→ The task
Your task is to transcribe the records exactly, skipping every image.

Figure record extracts
══════════════════════════════

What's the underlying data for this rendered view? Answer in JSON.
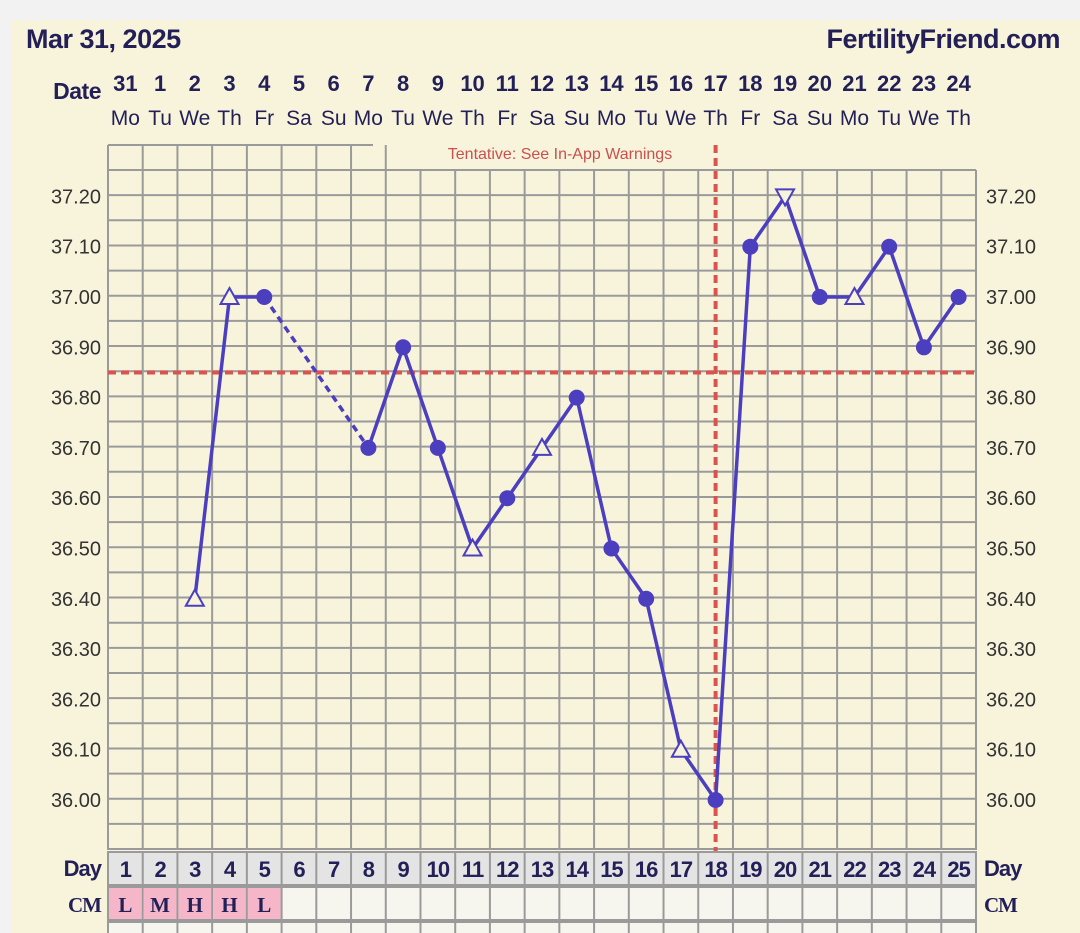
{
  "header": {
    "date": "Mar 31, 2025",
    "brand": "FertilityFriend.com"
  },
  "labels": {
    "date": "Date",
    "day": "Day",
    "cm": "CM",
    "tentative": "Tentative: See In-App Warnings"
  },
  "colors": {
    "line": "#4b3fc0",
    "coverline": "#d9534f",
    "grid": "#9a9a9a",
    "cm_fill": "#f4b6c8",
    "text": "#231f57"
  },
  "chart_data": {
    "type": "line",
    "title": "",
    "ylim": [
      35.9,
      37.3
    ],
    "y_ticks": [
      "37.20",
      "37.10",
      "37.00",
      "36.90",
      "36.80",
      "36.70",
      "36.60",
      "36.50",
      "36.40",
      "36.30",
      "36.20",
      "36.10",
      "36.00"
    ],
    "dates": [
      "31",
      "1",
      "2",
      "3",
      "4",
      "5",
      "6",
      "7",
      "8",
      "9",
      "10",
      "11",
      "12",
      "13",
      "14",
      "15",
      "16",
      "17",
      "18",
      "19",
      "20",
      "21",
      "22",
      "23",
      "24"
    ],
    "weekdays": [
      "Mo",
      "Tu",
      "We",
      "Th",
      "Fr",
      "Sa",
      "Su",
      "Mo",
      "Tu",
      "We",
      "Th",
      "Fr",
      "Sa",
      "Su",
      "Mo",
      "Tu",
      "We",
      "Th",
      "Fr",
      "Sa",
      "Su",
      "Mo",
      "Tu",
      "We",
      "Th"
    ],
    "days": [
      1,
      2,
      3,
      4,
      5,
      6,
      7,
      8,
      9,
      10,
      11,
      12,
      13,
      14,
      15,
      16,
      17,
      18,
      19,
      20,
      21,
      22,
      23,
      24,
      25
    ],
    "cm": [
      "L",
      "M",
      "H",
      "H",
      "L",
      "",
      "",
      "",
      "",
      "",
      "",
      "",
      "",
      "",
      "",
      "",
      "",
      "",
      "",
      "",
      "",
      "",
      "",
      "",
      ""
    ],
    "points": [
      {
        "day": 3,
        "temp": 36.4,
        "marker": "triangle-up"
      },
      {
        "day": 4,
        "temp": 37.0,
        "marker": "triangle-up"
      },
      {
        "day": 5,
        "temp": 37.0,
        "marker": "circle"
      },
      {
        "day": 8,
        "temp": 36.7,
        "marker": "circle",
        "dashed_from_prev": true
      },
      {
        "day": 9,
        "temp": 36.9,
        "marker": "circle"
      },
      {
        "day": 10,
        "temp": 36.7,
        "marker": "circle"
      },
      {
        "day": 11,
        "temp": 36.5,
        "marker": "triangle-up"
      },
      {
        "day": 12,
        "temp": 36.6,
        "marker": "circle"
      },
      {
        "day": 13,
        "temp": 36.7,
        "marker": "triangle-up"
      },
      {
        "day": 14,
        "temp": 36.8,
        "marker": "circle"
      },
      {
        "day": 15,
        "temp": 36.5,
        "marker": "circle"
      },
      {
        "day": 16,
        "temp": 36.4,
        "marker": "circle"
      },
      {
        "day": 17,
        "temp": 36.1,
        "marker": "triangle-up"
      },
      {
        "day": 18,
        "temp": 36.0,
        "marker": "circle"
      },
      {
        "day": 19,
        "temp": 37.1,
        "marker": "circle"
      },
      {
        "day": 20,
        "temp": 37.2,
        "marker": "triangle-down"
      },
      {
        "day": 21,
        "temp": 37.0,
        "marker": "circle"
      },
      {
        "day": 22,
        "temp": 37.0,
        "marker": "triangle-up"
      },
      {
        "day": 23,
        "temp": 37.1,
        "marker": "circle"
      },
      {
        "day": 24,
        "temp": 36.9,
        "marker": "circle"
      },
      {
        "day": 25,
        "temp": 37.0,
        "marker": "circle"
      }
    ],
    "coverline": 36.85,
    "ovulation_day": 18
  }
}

══════════════════════════════

→ Exercise answer
What's the underlying data for this rendered view? Answer in JSON.
{
  "header": {
    "date": "Mar 31, 2025",
    "brand": "FertilityFriend.com"
  },
  "labels": {
    "date": "Date",
    "day": "Day",
    "cm": "CM",
    "tentative": "Tentative: See In-App Warnings"
  },
  "colors": {
    "line": "#4b3fc0",
    "coverline": "#d9534f",
    "grid": "#9a9a9a",
    "cm_fill": "#f4b6c8",
    "text": "#231f57"
  },
  "chart_data": {
    "type": "line",
    "title": "",
    "ylim": [
      35.9,
      37.3
    ],
    "y_ticks": [
      "37.20",
      "37.10",
      "37.00",
      "36.90",
      "36.80",
      "36.70",
      "36.60",
      "36.50",
      "36.40",
      "36.30",
      "36.20",
      "36.10",
      "36.00"
    ],
    "dates": [
      "31",
      "1",
      "2",
      "3",
      "4",
      "5",
      "6",
      "7",
      "8",
      "9",
      "10",
      "11",
      "12",
      "13",
      "14",
      "15",
      "16",
      "17",
      "18",
      "19",
      "20",
      "21",
      "22",
      "23",
      "24"
    ],
    "weekdays": [
      "Mo",
      "Tu",
      "We",
      "Th",
      "Fr",
      "Sa",
      "Su",
      "Mo",
      "Tu",
      "We",
      "Th",
      "Fr",
      "Sa",
      "Su",
      "Mo",
      "Tu",
      "We",
      "Th",
      "Fr",
      "Sa",
      "Su",
      "Mo",
      "Tu",
      "We",
      "Th"
    ],
    "days": [
      1,
      2,
      3,
      4,
      5,
      6,
      7,
      8,
      9,
      10,
      11,
      12,
      13,
      14,
      15,
      16,
      17,
      18,
      19,
      20,
      21,
      22,
      23,
      24,
      25
    ],
    "cm": [
      "L",
      "M",
      "H",
      "H",
      "L",
      "",
      "",
      "",
      "",
      "",
      "",
      "",
      "",
      "",
      "",
      "",
      "",
      "",
      "",
      "",
      "",
      "",
      "",
      "",
      ""
    ],
    "points": [
      {
        "day": 3,
        "temp": 36.4,
        "marker": "triangle-up"
      },
      {
        "day": 4,
        "temp": 37.0,
        "marker": "triangle-up"
      },
      {
        "day": 5,
        "temp": 37.0,
        "marker": "circle"
      },
      {
        "day": 8,
        "temp": 36.7,
        "marker": "circle",
        "dashed_from_prev": true
      },
      {
        "day": 9,
        "temp": 36.9,
        "marker": "circle"
      },
      {
        "day": 10,
        "temp": 36.7,
        "marker": "circle"
      },
      {
        "day": 11,
        "temp": 36.5,
        "marker": "triangle-up"
      },
      {
        "day": 12,
        "temp": 36.6,
        "marker": "circle"
      },
      {
        "day": 13,
        "temp": 36.7,
        "marker": "triangle-up"
      },
      {
        "day": 14,
        "temp": 36.8,
        "marker": "circle"
      },
      {
        "day": 15,
        "temp": 36.5,
        "marker": "circle"
      },
      {
        "day": 16,
        "temp": 36.4,
        "marker": "circle"
      },
      {
        "day": 17,
        "temp": 36.1,
        "marker": "triangle-up"
      },
      {
        "day": 18,
        "temp": 36.0,
        "marker": "circle"
      },
      {
        "day": 19,
        "temp": 37.1,
        "marker": "circle"
      },
      {
        "day": 20,
        "temp": 37.2,
        "marker": "triangle-down"
      },
      {
        "day": 21,
        "temp": 37.0,
        "marker": "circle"
      },
      {
        "day": 22,
        "temp": 37.0,
        "marker": "triangle-up"
      },
      {
        "day": 23,
        "temp": 37.1,
        "marker": "circle"
      },
      {
        "day": 24,
        "temp": 36.9,
        "marker": "circle"
      },
      {
        "day": 25,
        "temp": 37.0,
        "marker": "circle"
      }
    ],
    "coverline": 36.85,
    "ovulation_day": 18
  }
}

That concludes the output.